**Given request**
Pull out every line with the word "каталога" from the entries below.

Dataset entries:

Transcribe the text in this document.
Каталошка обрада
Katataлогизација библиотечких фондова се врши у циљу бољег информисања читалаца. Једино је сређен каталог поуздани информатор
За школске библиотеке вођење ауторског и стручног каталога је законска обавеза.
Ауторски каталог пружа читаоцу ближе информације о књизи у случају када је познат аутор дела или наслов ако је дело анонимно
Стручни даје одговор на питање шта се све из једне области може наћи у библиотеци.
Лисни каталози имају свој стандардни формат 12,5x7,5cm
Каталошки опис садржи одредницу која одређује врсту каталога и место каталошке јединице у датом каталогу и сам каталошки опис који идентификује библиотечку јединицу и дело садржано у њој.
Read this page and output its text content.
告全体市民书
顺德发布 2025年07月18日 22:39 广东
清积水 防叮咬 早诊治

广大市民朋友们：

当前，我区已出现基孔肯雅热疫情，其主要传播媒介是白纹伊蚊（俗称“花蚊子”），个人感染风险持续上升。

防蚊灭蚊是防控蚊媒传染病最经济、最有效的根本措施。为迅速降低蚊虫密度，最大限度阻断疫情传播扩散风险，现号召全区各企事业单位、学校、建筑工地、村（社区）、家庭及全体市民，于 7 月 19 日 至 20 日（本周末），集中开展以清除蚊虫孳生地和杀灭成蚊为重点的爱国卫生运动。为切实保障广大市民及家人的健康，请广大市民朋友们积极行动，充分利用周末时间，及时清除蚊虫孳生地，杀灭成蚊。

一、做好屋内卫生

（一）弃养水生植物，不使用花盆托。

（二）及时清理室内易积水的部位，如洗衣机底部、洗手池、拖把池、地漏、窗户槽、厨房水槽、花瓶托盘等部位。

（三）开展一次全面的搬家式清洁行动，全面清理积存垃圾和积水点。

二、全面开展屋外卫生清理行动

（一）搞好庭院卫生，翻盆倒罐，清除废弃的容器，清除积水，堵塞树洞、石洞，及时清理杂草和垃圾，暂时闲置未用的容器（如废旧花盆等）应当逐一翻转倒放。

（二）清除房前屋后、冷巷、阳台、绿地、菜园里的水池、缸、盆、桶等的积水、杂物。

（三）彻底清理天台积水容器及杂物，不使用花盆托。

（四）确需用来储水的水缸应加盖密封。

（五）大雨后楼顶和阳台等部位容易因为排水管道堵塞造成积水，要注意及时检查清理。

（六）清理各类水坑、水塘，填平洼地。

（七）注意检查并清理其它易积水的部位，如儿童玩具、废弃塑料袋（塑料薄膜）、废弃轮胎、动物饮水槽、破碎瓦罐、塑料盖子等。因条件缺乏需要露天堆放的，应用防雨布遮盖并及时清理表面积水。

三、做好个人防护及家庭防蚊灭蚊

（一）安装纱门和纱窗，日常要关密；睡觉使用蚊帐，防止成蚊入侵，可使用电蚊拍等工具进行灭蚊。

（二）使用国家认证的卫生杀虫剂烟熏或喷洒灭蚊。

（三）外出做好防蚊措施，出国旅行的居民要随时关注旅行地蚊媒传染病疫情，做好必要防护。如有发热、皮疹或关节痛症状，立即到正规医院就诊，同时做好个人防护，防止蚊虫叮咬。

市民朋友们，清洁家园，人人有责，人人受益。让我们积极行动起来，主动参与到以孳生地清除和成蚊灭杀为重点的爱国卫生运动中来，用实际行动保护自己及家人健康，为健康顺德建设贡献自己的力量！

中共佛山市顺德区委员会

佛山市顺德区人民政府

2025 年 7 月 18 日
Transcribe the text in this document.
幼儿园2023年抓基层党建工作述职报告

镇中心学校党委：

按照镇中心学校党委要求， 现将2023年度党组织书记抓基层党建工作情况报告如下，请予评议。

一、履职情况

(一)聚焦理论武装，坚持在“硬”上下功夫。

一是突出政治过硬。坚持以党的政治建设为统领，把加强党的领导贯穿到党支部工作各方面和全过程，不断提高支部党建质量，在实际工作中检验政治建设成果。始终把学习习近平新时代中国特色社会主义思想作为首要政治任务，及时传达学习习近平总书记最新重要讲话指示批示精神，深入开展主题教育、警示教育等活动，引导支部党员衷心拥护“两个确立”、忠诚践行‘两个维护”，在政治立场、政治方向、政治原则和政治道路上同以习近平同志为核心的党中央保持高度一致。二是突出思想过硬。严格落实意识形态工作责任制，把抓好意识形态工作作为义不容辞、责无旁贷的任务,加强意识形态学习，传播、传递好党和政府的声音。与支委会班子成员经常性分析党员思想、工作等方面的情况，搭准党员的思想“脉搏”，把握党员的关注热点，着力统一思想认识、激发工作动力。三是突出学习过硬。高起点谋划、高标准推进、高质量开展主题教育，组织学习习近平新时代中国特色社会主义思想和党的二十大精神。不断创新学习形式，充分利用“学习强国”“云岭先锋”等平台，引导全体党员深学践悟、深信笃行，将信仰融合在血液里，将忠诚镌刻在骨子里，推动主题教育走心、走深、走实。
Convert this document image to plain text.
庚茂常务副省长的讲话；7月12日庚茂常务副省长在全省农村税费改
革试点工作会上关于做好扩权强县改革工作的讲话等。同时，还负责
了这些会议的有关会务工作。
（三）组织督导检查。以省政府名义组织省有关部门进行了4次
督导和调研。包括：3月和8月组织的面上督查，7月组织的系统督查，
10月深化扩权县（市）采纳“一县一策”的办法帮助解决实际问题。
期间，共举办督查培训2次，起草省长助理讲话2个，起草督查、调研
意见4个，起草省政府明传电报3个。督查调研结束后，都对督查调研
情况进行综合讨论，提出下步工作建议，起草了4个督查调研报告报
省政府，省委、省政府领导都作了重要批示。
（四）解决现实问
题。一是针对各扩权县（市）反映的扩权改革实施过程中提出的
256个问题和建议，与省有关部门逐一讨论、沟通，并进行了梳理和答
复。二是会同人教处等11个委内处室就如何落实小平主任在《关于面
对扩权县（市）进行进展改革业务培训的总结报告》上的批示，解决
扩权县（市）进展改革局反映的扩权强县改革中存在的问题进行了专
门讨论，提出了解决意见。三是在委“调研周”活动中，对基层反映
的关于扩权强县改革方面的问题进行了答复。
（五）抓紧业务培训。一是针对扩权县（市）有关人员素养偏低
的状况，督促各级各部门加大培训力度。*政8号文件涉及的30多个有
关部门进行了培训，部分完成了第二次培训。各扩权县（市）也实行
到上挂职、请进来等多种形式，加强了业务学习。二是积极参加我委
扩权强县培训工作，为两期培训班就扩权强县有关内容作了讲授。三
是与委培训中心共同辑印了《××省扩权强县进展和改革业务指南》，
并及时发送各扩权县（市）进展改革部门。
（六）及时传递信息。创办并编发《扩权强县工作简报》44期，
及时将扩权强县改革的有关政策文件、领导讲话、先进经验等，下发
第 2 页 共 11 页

**The answer**
За школске библиотеке вођење ауторског и стручног каталога је законска обавеза.
Каталошки опис садржи одредницу која одређује врсту каталога и место каталошке јединице у датом каталогу и сам каталошки опис који идентификује библиотечку јединицу и дело садржано у њој.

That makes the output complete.